# Exercise:
Tally the lines that contain "restau" and report the total alone.

★ ★ ★

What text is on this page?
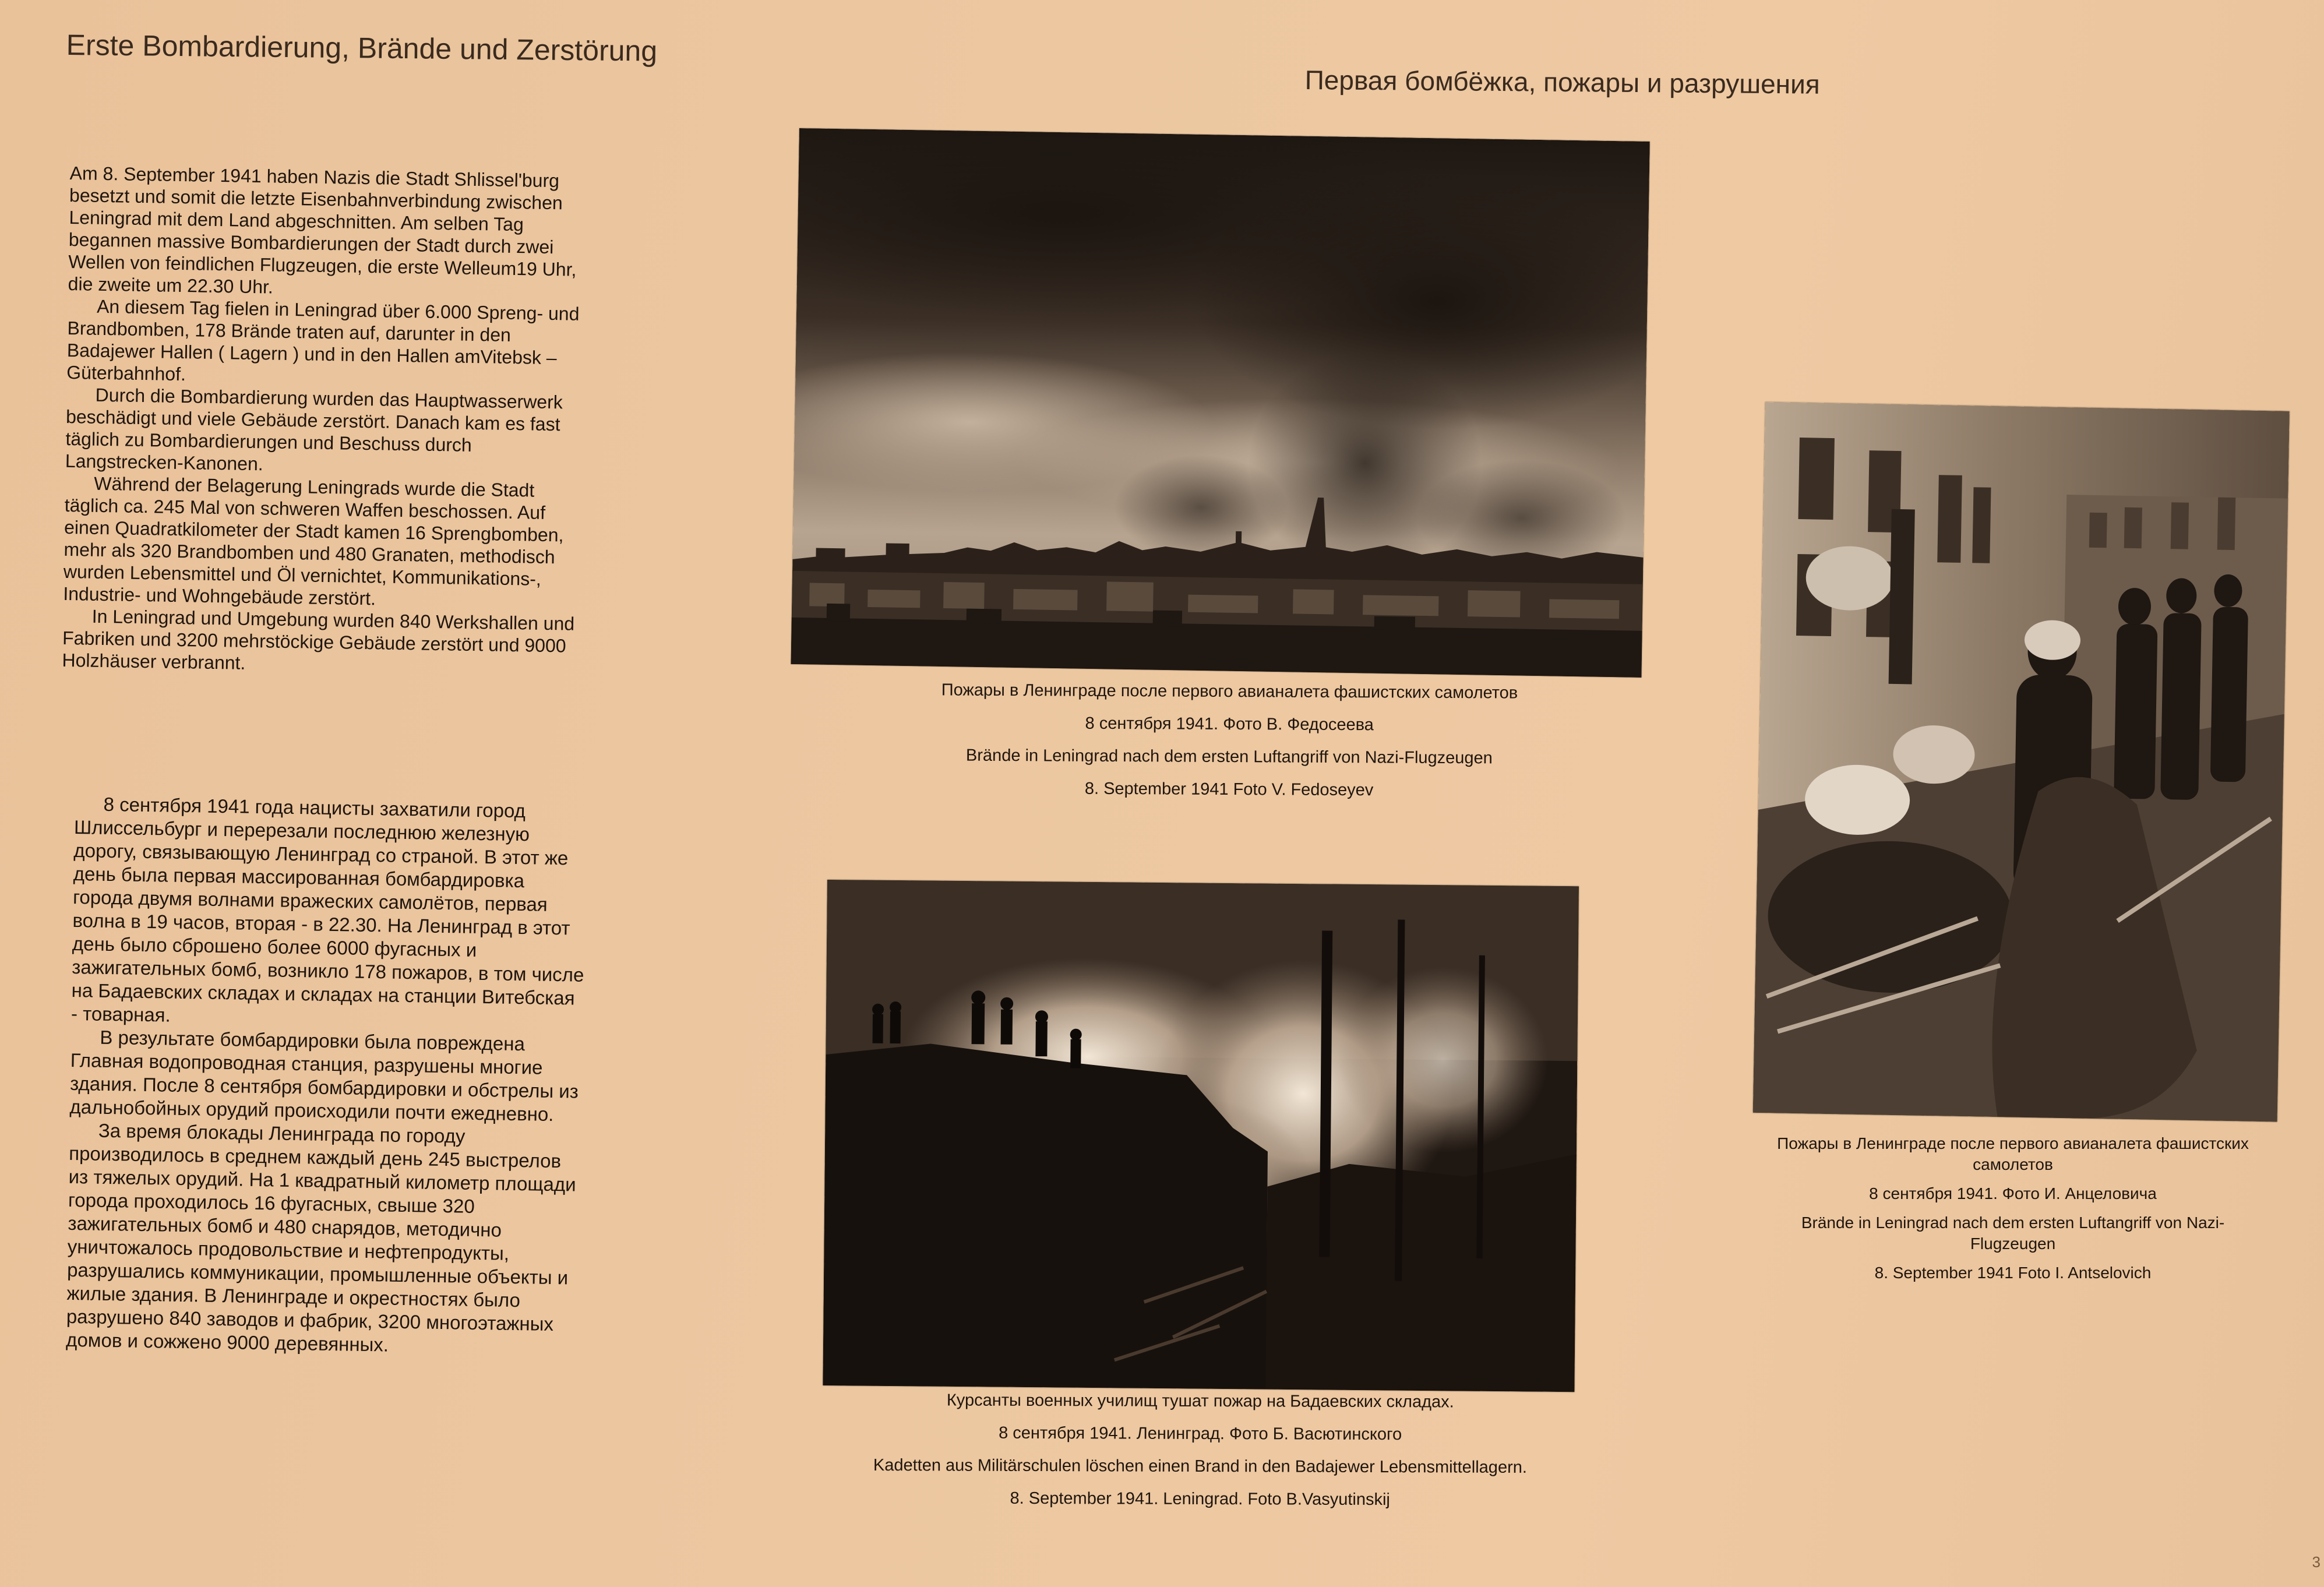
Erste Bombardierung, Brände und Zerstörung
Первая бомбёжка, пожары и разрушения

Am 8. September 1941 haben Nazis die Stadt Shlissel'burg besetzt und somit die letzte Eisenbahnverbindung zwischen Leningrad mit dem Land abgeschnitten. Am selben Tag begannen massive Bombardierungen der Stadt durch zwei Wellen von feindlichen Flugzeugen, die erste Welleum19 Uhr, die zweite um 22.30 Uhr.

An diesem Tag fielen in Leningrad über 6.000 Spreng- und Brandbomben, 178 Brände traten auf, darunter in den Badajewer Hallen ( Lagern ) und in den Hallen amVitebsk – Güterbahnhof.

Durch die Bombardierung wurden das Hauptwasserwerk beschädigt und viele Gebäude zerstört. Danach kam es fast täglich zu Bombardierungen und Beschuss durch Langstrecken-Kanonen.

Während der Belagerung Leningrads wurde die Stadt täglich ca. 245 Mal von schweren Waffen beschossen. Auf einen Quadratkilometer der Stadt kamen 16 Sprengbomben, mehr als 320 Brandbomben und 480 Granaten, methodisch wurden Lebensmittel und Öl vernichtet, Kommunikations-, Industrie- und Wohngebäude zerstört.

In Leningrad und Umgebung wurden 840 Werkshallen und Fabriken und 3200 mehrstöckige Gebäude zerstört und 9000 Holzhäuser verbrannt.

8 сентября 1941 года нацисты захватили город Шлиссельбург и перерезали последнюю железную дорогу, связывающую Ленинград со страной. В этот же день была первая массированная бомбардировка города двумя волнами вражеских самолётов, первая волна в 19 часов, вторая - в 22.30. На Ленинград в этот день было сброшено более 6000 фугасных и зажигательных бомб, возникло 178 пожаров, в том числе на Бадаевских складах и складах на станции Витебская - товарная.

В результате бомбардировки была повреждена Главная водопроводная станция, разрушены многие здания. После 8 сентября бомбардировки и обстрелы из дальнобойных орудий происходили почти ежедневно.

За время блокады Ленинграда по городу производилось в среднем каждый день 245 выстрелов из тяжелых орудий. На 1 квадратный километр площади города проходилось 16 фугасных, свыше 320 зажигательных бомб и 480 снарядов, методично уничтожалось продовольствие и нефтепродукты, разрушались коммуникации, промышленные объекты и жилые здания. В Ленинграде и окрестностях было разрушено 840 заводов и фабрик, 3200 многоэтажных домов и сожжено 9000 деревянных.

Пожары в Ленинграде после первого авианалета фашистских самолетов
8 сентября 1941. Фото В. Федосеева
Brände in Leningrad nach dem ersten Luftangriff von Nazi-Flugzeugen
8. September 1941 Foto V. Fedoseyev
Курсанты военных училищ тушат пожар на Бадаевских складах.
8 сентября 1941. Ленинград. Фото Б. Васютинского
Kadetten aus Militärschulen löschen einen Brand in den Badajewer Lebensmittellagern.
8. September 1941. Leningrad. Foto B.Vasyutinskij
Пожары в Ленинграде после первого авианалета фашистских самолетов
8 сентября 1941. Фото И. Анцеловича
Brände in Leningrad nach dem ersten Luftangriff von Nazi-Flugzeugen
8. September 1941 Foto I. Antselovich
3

★ ★ ★

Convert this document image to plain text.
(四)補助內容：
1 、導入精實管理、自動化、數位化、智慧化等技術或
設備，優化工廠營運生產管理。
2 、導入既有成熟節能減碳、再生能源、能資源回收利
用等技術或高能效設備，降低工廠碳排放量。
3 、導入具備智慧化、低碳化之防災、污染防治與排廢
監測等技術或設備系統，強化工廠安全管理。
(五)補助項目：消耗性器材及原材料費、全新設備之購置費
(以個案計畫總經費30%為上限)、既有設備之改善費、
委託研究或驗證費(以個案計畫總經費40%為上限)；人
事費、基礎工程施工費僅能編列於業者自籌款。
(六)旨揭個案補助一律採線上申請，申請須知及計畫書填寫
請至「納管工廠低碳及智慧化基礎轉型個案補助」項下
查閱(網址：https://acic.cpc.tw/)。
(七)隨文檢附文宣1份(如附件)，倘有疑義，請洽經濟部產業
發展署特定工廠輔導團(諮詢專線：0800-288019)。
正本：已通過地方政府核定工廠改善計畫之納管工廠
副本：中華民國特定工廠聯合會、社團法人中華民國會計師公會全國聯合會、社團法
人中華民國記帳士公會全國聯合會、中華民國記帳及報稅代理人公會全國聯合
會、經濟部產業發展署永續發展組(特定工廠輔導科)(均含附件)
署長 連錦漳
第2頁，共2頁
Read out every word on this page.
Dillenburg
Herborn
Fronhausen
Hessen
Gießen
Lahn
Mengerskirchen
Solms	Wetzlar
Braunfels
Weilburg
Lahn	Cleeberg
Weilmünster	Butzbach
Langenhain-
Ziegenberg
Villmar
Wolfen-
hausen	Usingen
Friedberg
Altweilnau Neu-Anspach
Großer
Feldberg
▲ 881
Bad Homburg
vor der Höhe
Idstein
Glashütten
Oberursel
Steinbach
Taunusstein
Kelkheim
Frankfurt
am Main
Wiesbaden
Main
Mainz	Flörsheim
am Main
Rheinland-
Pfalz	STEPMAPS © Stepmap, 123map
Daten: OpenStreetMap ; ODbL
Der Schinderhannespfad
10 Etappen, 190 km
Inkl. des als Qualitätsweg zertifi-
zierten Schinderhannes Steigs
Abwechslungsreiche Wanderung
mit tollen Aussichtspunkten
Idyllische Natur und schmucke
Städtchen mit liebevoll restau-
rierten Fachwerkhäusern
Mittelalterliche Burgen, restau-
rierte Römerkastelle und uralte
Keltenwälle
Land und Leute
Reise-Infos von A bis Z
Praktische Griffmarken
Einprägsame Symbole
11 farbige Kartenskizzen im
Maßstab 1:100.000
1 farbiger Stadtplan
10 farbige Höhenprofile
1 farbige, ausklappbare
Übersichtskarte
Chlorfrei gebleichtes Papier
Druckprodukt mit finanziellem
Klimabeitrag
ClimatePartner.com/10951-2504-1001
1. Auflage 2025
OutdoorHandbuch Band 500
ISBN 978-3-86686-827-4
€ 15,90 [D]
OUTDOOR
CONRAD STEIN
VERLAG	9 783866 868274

★ ★ ★

# Finished answer:
2